Data entries for graphics
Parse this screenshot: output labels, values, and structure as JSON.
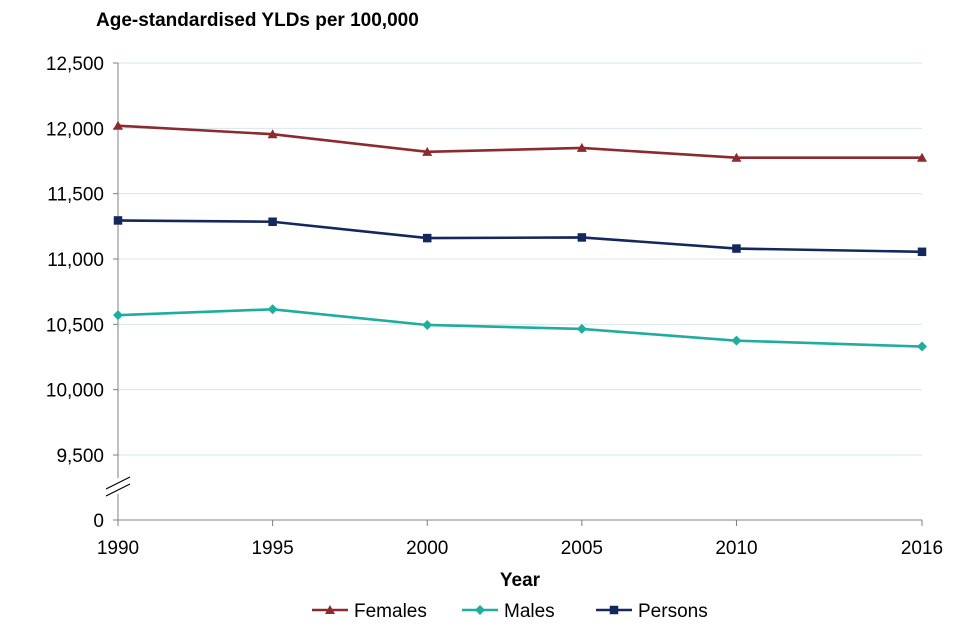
{
  "chart_data": {
    "type": "line",
    "title": "Age-standardised YLDs per 100,000",
    "xlabel": "Year",
    "ylabel": "",
    "x": [
      1990,
      1995,
      2000,
      2005,
      2010,
      2016
    ],
    "x_ticks": [
      "1990",
      "1995",
      "2000",
      "2005",
      "2010",
      "2016"
    ],
    "y_ticks": [
      {
        "value": 12500,
        "label": "12,500"
      },
      {
        "value": 12000,
        "label": "12,000"
      },
      {
        "value": 11500,
        "label": "11,500"
      },
      {
        "value": 11000,
        "label": "11,000"
      },
      {
        "value": 10500,
        "label": "10,500"
      },
      {
        "value": 10000,
        "label": "10,000"
      },
      {
        "value": 9500,
        "label": "9,500"
      },
      {
        "value": 0,
        "label": "0"
      }
    ],
    "ylim": [
      9250,
      12500
    ],
    "axis_break": "between 0 and 9,500",
    "grid": "horizontal",
    "legend_position": "bottom",
    "series": [
      {
        "name": "Females",
        "color": "#8B2A2F",
        "marker": "triangle",
        "values": [
          12020,
          11955,
          11820,
          11850,
          11775,
          11775
        ]
      },
      {
        "name": "Males",
        "color": "#1FADA0",
        "marker": "diamond",
        "values": [
          10570,
          10615,
          10495,
          10465,
          10375,
          10330
        ]
      },
      {
        "name": "Persons",
        "color": "#14285E",
        "marker": "square",
        "values": [
          11295,
          11285,
          11160,
          11165,
          11080,
          11055
        ]
      }
    ]
  }
}
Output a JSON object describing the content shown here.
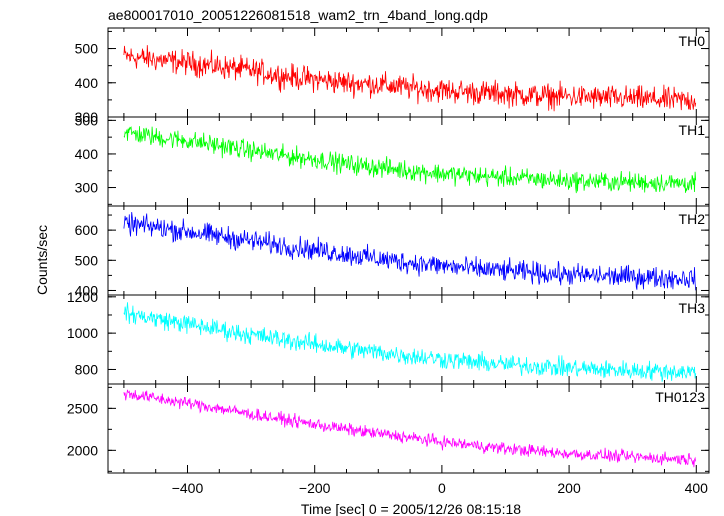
{
  "chart_data": {
    "type": "line",
    "title": "ae800017010_20051226081518_wam2_trn_4band_long.qdp",
    "xlabel": "Time [sec] 0 = 2005/12/26 08:15:18",
    "ylabel": "Counts/sec",
    "xlim": [
      -525,
      420
    ],
    "x_ticks": [
      -400,
      -200,
      0,
      200,
      400
    ],
    "grid": false,
    "legend": "none",
    "panels": [
      {
        "name": "TH0",
        "color": "#ff0000",
        "ylim": [
          300,
          560
        ],
        "y_ticks": [
          300,
          400,
          500
        ],
        "x": [
          -500,
          -450,
          -400,
          -350,
          -300,
          -250,
          -200,
          -150,
          -100,
          -50,
          0,
          50,
          100,
          150,
          200,
          250,
          300,
          350,
          400
        ],
        "y": [
          478,
          468,
          458,
          447,
          436,
          420,
          410,
          400,
          395,
          385,
          378,
          372,
          368,
          362,
          360,
          356,
          354,
          350,
          348
        ],
        "noise": 22
      },
      {
        "name": "TH1",
        "color": "#00ff00",
        "ylim": [
          245,
          510
        ],
        "y_ticks": [
          300,
          400,
          500
        ],
        "x": [
          -500,
          -450,
          -400,
          -350,
          -300,
          -250,
          -200,
          -150,
          -100,
          -50,
          0,
          50,
          100,
          150,
          200,
          250,
          300,
          350,
          400
        ],
        "y": [
          465,
          450,
          440,
          425,
          410,
          395,
          385,
          370,
          360,
          350,
          342,
          335,
          330,
          325,
          320,
          318,
          316,
          314,
          312
        ],
        "noise": 18
      },
      {
        "name": "TH2",
        "color": "#0000ff",
        "ylim": [
          385,
          680
        ],
        "y_ticks": [
          400,
          500,
          600
        ],
        "x": [
          -500,
          -450,
          -400,
          -350,
          -300,
          -250,
          -200,
          -150,
          -100,
          -50,
          0,
          50,
          100,
          150,
          200,
          250,
          300,
          350,
          400
        ],
        "y": [
          620,
          610,
          595,
          580,
          565,
          548,
          535,
          520,
          505,
          492,
          482,
          472,
          465,
          458,
          452,
          448,
          445,
          442,
          440
        ],
        "noise": 22
      },
      {
        "name": "TH3",
        "color": "#00ffff",
        "ylim": [
          720,
          1210
        ],
        "y_ticks": [
          800,
          1000,
          1200
        ],
        "x": [
          -500,
          -450,
          -400,
          -350,
          -300,
          -250,
          -200,
          -150,
          -100,
          -50,
          0,
          50,
          100,
          150,
          200,
          250,
          300,
          350,
          400
        ],
        "y": [
          1110,
          1080,
          1050,
          1020,
          990,
          965,
          940,
          915,
          895,
          875,
          858,
          840,
          828,
          818,
          808,
          800,
          795,
          790,
          785
        ],
        "noise": 32
      },
      {
        "name": "TH0123",
        "color": "#ff00ff",
        "ylim": [
          1730,
          2790
        ],
        "y_ticks": [
          2000,
          2500
        ],
        "x": [
          -500,
          -450,
          -400,
          -350,
          -300,
          -250,
          -200,
          -150,
          -100,
          -50,
          0,
          50,
          100,
          150,
          200,
          250,
          300,
          350,
          400
        ],
        "y": [
          2680,
          2620,
          2560,
          2500,
          2430,
          2370,
          2310,
          2250,
          2200,
          2150,
          2100,
          2060,
          2020,
          1990,
          1960,
          1940,
          1920,
          1905,
          1890
        ],
        "noise": 45
      }
    ]
  }
}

WHAT IS NEEDED → Reproduce each record from above exactly; pictures do not belong in the copy.

THE REPLY →
Parse this screenshot: output labels, values, and structure as JSON.
{
  "chart_data": {
    "type": "line",
    "title": "Age-standardised YLDs per 100,000",
    "xlabel": "Year",
    "ylabel": "",
    "x": [
      1990,
      1995,
      2000,
      2005,
      2010,
      2016
    ],
    "x_ticks": [
      "1990",
      "1995",
      "2000",
      "2005",
      "2010",
      "2016"
    ],
    "y_ticks": [
      {
        "value": 12500,
        "label": "12,500"
      },
      {
        "value": 12000,
        "label": "12,000"
      },
      {
        "value": 11500,
        "label": "11,500"
      },
      {
        "value": 11000,
        "label": "11,000"
      },
      {
        "value": 10500,
        "label": "10,500"
      },
      {
        "value": 10000,
        "label": "10,000"
      },
      {
        "value": 9500,
        "label": "9,500"
      },
      {
        "value": 0,
        "label": "0"
      }
    ],
    "ylim": [
      9250,
      12500
    ],
    "axis_break": "between 0 and 9,500",
    "grid": "horizontal",
    "legend_position": "bottom",
    "series": [
      {
        "name": "Females",
        "color": "#8B2A2F",
        "marker": "triangle",
        "values": [
          12020,
          11955,
          11820,
          11850,
          11775,
          11775
        ]
      },
      {
        "name": "Males",
        "color": "#1FADA0",
        "marker": "diamond",
        "values": [
          10570,
          10615,
          10495,
          10465,
          10375,
          10330
        ]
      },
      {
        "name": "Persons",
        "color": "#14285E",
        "marker": "square",
        "values": [
          11295,
          11285,
          11160,
          11165,
          11080,
          11055
        ]
      }
    ]
  }
}
Output a JSON object describing the content shown here.
{
  "chart_data": {
    "type": "line",
    "title": "ae800017010_20051226081518_wam2_trn_4band_long.qdp",
    "xlabel": "Time [sec] 0 = 2005/12/26 08:15:18",
    "ylabel": "Counts/sec",
    "xlim": [
      -525,
      420
    ],
    "x_ticks": [
      -400,
      -200,
      0,
      200,
      400
    ],
    "grid": false,
    "legend": "none",
    "panels": [
      {
        "name": "TH0",
        "color": "#ff0000",
        "ylim": [
          300,
          560
        ],
        "y_ticks": [
          300,
          400,
          500
        ],
        "x": [
          -500,
          -450,
          -400,
          -350,
          -300,
          -250,
          -200,
          -150,
          -100,
          -50,
          0,
          50,
          100,
          150,
          200,
          250,
          300,
          350,
          400
        ],
        "y": [
          478,
          468,
          458,
          447,
          436,
          420,
          410,
          400,
          395,
          385,
          378,
          372,
          368,
          362,
          360,
          356,
          354,
          350,
          348
        ],
        "noise": 22
      },
      {
        "name": "TH1",
        "color": "#00ff00",
        "ylim": [
          245,
          510
        ],
        "y_ticks": [
          300,
          400,
          500
        ],
        "x": [
          -500,
          -450,
          -400,
          -350,
          -300,
          -250,
          -200,
          -150,
          -100,
          -50,
          0,
          50,
          100,
          150,
          200,
          250,
          300,
          350,
          400
        ],
        "y": [
          465,
          450,
          440,
          425,
          410,
          395,
          385,
          370,
          360,
          350,
          342,
          335,
          330,
          325,
          320,
          318,
          316,
          314,
          312
        ],
        "noise": 18
      },
      {
        "name": "TH2",
        "color": "#0000ff",
        "ylim": [
          385,
          680
        ],
        "y_ticks": [
          400,
          500,
          600
        ],
        "x": [
          -500,
          -450,
          -400,
          -350,
          -300,
          -250,
          -200,
          -150,
          -100,
          -50,
          0,
          50,
          100,
          150,
          200,
          250,
          300,
          350,
          400
        ],
        "y": [
          620,
          610,
          595,
          580,
          565,
          548,
          535,
          520,
          505,
          492,
          482,
          472,
          465,
          458,
          452,
          448,
          445,
          442,
          440
        ],
        "noise": 22
      },
      {
        "name": "TH3",
        "color": "#00ffff",
        "ylim": [
          720,
          1210
        ],
        "y_ticks": [
          800,
          1000,
          1200
        ],
        "x": [
          -500,
          -450,
          -400,
          -350,
          -300,
          -250,
          -200,
          -150,
          -100,
          -50,
          0,
          50,
          100,
          150,
          200,
          250,
          300,
          350,
          400
        ],
        "y": [
          1110,
          1080,
          1050,
          1020,
          990,
          965,
          940,
          915,
          895,
          875,
          858,
          840,
          828,
          818,
          808,
          800,
          795,
          790,
          785
        ],
        "noise": 32
      },
      {
        "name": "TH0123",
        "color": "#ff00ff",
        "ylim": [
          1730,
          2790
        ],
        "y_ticks": [
          2000,
          2500
        ],
        "x": [
          -500,
          -450,
          -400,
          -350,
          -300,
          -250,
          -200,
          -150,
          -100,
          -50,
          0,
          50,
          100,
          150,
          200,
          250,
          300,
          350,
          400
        ],
        "y": [
          2680,
          2620,
          2560,
          2500,
          2430,
          2370,
          2310,
          2250,
          2200,
          2150,
          2100,
          2060,
          2020,
          1990,
          1960,
          1940,
          1920,
          1905,
          1890
        ],
        "noise": 45
      }
    ]
  }
}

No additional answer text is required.